▶ _Problem description_
Return the material word for word. Do not include pictures.

—————

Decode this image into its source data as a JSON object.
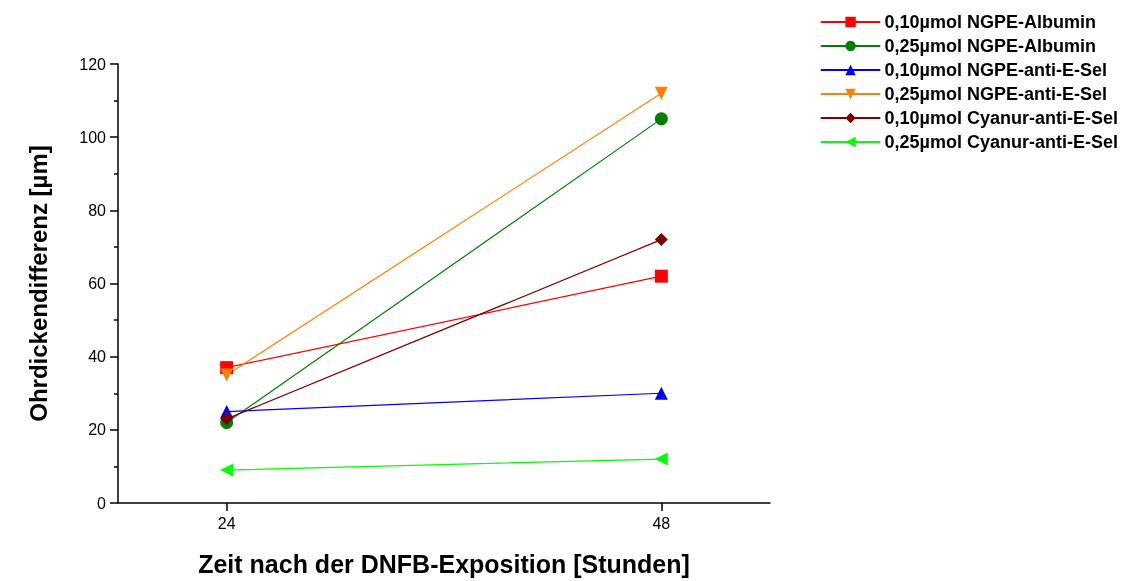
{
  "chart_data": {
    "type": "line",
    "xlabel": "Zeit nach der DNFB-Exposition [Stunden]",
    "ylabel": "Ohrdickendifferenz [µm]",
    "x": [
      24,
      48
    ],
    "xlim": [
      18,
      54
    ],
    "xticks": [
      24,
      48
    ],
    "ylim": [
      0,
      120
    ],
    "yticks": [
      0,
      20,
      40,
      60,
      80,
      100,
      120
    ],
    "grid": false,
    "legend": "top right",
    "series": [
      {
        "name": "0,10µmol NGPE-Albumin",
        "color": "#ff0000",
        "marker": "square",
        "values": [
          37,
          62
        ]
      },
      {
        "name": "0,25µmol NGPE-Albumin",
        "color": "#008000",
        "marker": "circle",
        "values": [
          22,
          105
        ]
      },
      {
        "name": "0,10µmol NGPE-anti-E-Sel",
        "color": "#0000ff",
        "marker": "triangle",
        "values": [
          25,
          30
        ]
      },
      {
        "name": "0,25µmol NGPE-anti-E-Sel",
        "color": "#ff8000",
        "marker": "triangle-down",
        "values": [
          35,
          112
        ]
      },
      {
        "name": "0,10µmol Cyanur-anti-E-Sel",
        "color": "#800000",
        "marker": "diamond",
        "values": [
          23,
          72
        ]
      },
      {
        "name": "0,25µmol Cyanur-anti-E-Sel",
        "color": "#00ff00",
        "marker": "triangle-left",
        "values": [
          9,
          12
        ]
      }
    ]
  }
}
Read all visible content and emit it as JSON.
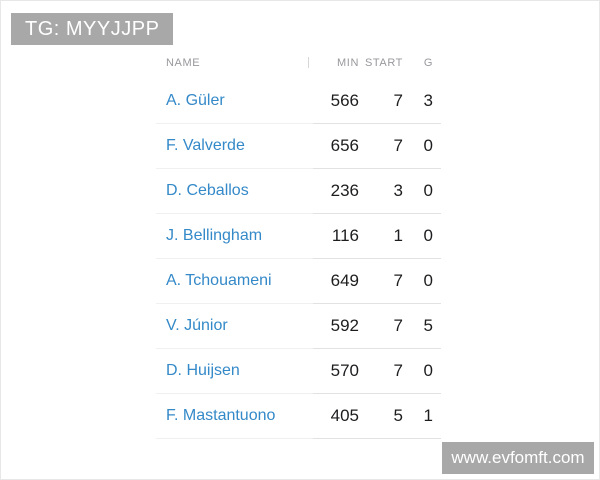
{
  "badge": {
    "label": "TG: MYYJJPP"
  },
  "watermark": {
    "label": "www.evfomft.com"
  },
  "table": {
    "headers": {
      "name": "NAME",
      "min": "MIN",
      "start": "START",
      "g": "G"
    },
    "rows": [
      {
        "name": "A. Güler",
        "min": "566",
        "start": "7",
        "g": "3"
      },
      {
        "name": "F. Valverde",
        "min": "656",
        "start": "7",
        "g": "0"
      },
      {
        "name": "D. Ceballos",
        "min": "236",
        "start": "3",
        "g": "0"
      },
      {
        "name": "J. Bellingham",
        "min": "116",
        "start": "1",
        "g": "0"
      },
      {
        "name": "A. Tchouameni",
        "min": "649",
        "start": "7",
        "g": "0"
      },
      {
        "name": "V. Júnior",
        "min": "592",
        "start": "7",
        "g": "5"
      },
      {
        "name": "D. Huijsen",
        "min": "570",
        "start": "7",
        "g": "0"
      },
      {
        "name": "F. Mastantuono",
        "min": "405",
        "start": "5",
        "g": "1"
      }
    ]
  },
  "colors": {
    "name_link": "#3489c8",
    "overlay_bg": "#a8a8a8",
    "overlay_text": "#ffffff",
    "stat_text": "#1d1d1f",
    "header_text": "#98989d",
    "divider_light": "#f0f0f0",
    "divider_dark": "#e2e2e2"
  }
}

—————

▶ _Task solution_
Decode this image into its source data as a JSON object.
{
  "chart_data": {
    "type": "line",
    "xlabel": "Zeit nach der DNFB-Exposition [Stunden]",
    "ylabel": "Ohrdickendifferenz [µm]",
    "x": [
      24,
      48
    ],
    "xlim": [
      18,
      54
    ],
    "xticks": [
      24,
      48
    ],
    "ylim": [
      0,
      120
    ],
    "yticks": [
      0,
      20,
      40,
      60,
      80,
      100,
      120
    ],
    "grid": false,
    "legend": "top right",
    "series": [
      {
        "name": "0,10µmol NGPE-Albumin",
        "color": "#ff0000",
        "marker": "square",
        "values": [
          37,
          62
        ]
      },
      {
        "name": "0,25µmol NGPE-Albumin",
        "color": "#008000",
        "marker": "circle",
        "values": [
          22,
          105
        ]
      },
      {
        "name": "0,10µmol NGPE-anti-E-Sel",
        "color": "#0000ff",
        "marker": "triangle",
        "values": [
          25,
          30
        ]
      },
      {
        "name": "0,25µmol NGPE-anti-E-Sel",
        "color": "#ff8000",
        "marker": "triangle-down",
        "values": [
          35,
          112
        ]
      },
      {
        "name": "0,10µmol Cyanur-anti-E-Sel",
        "color": "#800000",
        "marker": "diamond",
        "values": [
          23,
          72
        ]
      },
      {
        "name": "0,25µmol Cyanur-anti-E-Sel",
        "color": "#00ff00",
        "marker": "triangle-left",
        "values": [
          9,
          12
        ]
      }
    ]
  }
}
Read all visible content and emit it as JSON.
{
  "badge": {
    "label": "TG: MYYJJPP"
  },
  "watermark": {
    "label": "www.evfomft.com"
  },
  "table": {
    "headers": {
      "name": "NAME",
      "min": "MIN",
      "start": "START",
      "g": "G"
    },
    "rows": [
      {
        "name": "A. Güler",
        "min": "566",
        "start": "7",
        "g": "3"
      },
      {
        "name": "F. Valverde",
        "min": "656",
        "start": "7",
        "g": "0"
      },
      {
        "name": "D. Ceballos",
        "min": "236",
        "start": "3",
        "g": "0"
      },
      {
        "name": "J. Bellingham",
        "min": "116",
        "start": "1",
        "g": "0"
      },
      {
        "name": "A. Tchouameni",
        "min": "649",
        "start": "7",
        "g": "0"
      },
      {
        "name": "V. Júnior",
        "min": "592",
        "start": "7",
        "g": "5"
      },
      {
        "name": "D. Huijsen",
        "min": "570",
        "start": "7",
        "g": "0"
      },
      {
        "name": "F. Mastantuono",
        "min": "405",
        "start": "5",
        "g": "1"
      }
    ]
  },
  "colors": {
    "name_link": "#3489c8",
    "overlay_bg": "#a8a8a8",
    "overlay_text": "#ffffff",
    "stat_text": "#1d1d1f",
    "header_text": "#98989d",
    "divider_light": "#f0f0f0",
    "divider_dark": "#e2e2e2"
  }
}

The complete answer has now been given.